═══ MATERIAL FOR THIS TASK

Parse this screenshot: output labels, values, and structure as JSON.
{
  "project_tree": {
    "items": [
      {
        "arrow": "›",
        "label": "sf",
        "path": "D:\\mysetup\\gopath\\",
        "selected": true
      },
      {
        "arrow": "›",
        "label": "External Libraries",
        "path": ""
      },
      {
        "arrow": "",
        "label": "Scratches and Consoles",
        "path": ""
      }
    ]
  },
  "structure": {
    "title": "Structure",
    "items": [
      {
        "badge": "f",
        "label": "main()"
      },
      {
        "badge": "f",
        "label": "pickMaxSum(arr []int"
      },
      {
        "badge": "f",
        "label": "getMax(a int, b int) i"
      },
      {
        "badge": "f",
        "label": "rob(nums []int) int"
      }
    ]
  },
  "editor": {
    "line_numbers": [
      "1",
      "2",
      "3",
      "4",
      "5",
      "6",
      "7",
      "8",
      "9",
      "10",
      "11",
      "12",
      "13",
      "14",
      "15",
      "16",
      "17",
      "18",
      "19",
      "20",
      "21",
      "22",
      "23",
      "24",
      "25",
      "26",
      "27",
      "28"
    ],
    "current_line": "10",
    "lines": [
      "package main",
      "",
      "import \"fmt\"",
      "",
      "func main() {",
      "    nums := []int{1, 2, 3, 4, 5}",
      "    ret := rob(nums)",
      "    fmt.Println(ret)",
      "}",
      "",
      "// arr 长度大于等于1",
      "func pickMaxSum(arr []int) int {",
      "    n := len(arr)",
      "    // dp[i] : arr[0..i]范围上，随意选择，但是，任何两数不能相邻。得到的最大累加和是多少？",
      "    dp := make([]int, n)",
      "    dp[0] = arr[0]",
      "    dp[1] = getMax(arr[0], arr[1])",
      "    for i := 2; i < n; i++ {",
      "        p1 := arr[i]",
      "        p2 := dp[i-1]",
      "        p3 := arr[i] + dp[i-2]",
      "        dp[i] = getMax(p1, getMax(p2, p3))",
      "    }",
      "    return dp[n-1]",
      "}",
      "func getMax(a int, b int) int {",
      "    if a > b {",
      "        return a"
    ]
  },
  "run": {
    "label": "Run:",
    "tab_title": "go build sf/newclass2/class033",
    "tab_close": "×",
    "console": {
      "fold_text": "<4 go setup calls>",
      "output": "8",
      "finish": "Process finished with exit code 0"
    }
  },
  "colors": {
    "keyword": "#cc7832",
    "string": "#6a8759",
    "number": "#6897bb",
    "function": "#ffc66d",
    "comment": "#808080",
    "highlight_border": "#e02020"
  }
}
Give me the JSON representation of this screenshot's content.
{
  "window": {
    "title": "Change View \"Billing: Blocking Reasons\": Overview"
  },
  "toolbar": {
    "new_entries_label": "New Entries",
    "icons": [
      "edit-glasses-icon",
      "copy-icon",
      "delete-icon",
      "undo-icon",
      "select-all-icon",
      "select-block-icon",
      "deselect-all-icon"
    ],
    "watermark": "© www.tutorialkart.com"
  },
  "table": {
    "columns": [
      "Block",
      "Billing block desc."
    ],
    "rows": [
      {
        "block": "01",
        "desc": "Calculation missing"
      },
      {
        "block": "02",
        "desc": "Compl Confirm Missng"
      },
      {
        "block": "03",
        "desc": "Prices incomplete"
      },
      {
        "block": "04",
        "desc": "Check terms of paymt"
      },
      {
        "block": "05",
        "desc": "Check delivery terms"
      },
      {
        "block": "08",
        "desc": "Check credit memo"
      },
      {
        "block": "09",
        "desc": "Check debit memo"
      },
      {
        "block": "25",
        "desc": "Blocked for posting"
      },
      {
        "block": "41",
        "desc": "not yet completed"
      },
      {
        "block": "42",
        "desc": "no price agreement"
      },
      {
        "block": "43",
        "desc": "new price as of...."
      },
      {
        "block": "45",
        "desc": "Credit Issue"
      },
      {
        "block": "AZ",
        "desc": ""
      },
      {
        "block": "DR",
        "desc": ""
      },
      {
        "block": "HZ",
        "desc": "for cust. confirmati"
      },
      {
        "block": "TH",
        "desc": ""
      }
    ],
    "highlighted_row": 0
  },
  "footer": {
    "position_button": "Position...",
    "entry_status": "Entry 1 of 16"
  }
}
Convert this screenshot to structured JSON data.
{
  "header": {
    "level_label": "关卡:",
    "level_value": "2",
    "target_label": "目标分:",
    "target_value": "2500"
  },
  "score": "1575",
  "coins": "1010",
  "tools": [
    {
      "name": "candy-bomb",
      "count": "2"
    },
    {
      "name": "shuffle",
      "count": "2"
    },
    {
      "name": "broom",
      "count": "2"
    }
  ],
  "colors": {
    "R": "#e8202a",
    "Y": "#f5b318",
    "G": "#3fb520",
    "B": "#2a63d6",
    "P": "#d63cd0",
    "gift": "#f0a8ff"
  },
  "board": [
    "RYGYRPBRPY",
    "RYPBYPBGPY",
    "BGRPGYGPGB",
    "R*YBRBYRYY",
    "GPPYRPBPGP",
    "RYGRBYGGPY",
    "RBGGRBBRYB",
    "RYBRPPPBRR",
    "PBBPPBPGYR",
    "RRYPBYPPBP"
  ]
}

══════

GOAL:
Your task is to reproduce all of the records exactly.

RESULT OF THIS TASK:
Parse this screenshot: output labels, values, and structure as JSON.
{
  "project_tree": {
    "items": [
      {
        "arrow": "›",
        "label": "sf",
        "path": "D:\\mysetup\\gopath\\",
        "selected": true
      },
      {
        "arrow": "›",
        "label": "External Libraries",
        "path": ""
      },
      {
        "arrow": "",
        "label": "Scratches and Consoles",
        "path": ""
      }
    ]
  },
  "structure": {
    "title": "Structure",
    "items": [
      {
        "badge": "f",
        "label": "main()"
      },
      {
        "badge": "f",
        "label": "pickMaxSum(arr []int"
      },
      {
        "badge": "f",
        "label": "getMax(a int, b int) i"
      },
      {
        "badge": "f",
        "label": "rob(nums []int) int"
      }
    ]
  },
  "editor": {
    "line_numbers": [
      "1",
      "2",
      "3",
      "4",
      "5",
      "6",
      "7",
      "8",
      "9",
      "10",
      "11",
      "12",
      "13",
      "14",
      "15",
      "16",
      "17",
      "18",
      "19",
      "20",
      "21",
      "22",
      "23",
      "24",
      "25",
      "26",
      "27",
      "28"
    ],
    "current_line": "10",
    "lines": [
      "package main",
      "",
      "import \"fmt\"",
      "",
      "func main() {",
      "    nums := []int{1, 2, 3, 4, 5}",
      "    ret := rob(nums)",
      "    fmt.Println(ret)",
      "}",
      "",
      "// arr 长度大于等于1",
      "func pickMaxSum(arr []int) int {",
      "    n := len(arr)",
      "    // dp[i] : arr[0..i]范围上，随意选择，但是，任何两数不能相邻。得到的最大累加和是多少？",
      "    dp := make([]int, n)",
      "    dp[0] = arr[0]",
      "    dp[1] = getMax(arr[0], arr[1])",
      "    for i := 2; i < n; i++ {",
      "        p1 := arr[i]",
      "        p2 := dp[i-1]",
      "        p3 := arr[i] + dp[i-2]",
      "        dp[i] = getMax(p1, getMax(p2, p3))",
      "    }",
      "    return dp[n-1]",
      "}",
      "func getMax(a int, b int) int {",
      "    if a > b {",
      "        return a"
    ]
  },
  "run": {
    "label": "Run:",
    "tab_title": "go build sf/newclass2/class033",
    "tab_close": "×",
    "console": {
      "fold_text": "<4 go setup calls>",
      "output": "8",
      "finish": "Process finished with exit code 0"
    }
  },
  "colors": {
    "keyword": "#cc7832",
    "string": "#6a8759",
    "number": "#6897bb",
    "function": "#ffc66d",
    "comment": "#808080",
    "highlight_border": "#e02020"
  }
}
Give me the JSON representation of this screenshot's content.
{
  "window": {
    "title": "Change View \"Billing: Blocking Reasons\": Overview"
  },
  "toolbar": {
    "new_entries_label": "New Entries",
    "icons": [
      "edit-glasses-icon",
      "copy-icon",
      "delete-icon",
      "undo-icon",
      "select-all-icon",
      "select-block-icon",
      "deselect-all-icon"
    ],
    "watermark": "© www.tutorialkart.com"
  },
  "table": {
    "columns": [
      "Block",
      "Billing block desc."
    ],
    "rows": [
      {
        "block": "01",
        "desc": "Calculation missing"
      },
      {
        "block": "02",
        "desc": "Compl Confirm Missng"
      },
      {
        "block": "03",
        "desc": "Prices incomplete"
      },
      {
        "block": "04",
        "desc": "Check terms of paymt"
      },
      {
        "block": "05",
        "desc": "Check delivery terms"
      },
      {
        "block": "08",
        "desc": "Check credit memo"
      },
      {
        "block": "09",
        "desc": "Check debit memo"
      },
      {
        "block": "25",
        "desc": "Blocked for posting"
      },
      {
        "block": "41",
        "desc": "not yet completed"
      },
      {
        "block": "42",
        "desc": "no price agreement"
      },
      {
        "block": "43",
        "desc": "new price as of...."
      },
      {
        "block": "45",
        "desc": "Credit Issue"
      },
      {
        "block": "AZ",
        "desc": ""
      },
      {
        "block": "DR",
        "desc": ""
      },
      {
        "block": "HZ",
        "desc": "for cust. confirmati"
      },
      {
        "block": "TH",
        "desc": ""
      }
    ],
    "highlighted_row": 0
  },
  "footer": {
    "position_button": "Position...",
    "entry_status": "Entry 1 of 16"
  }
}
Convert this screenshot to structured JSON data.
{
  "header": {
    "level_label": "关卡:",
    "level_value": "2",
    "target_label": "目标分:",
    "target_value": "2500"
  },
  "score": "1575",
  "coins": "1010",
  "tools": [
    {
      "name": "candy-bomb",
      "count": "2"
    },
    {
      "name": "shuffle",
      "count": "2"
    },
    {
      "name": "broom",
      "count": "2"
    }
  ],
  "colors": {
    "R": "#e8202a",
    "Y": "#f5b318",
    "G": "#3fb520",
    "B": "#2a63d6",
    "P": "#d63cd0",
    "gift": "#f0a8ff"
  },
  "board": [
    "RYGYRPBRPY",
    "RYPBYPBGPY",
    "BGRPGYGPGB",
    "R*YBRBYRYY",
    "GPPYRPBPGP",
    "RYGRBYGGPY",
    "RBGGRBBRYB",
    "RYBRPPPBRR",
    "PBBPPBPGYR",
    "RRYPBYPPBP"
  ]
}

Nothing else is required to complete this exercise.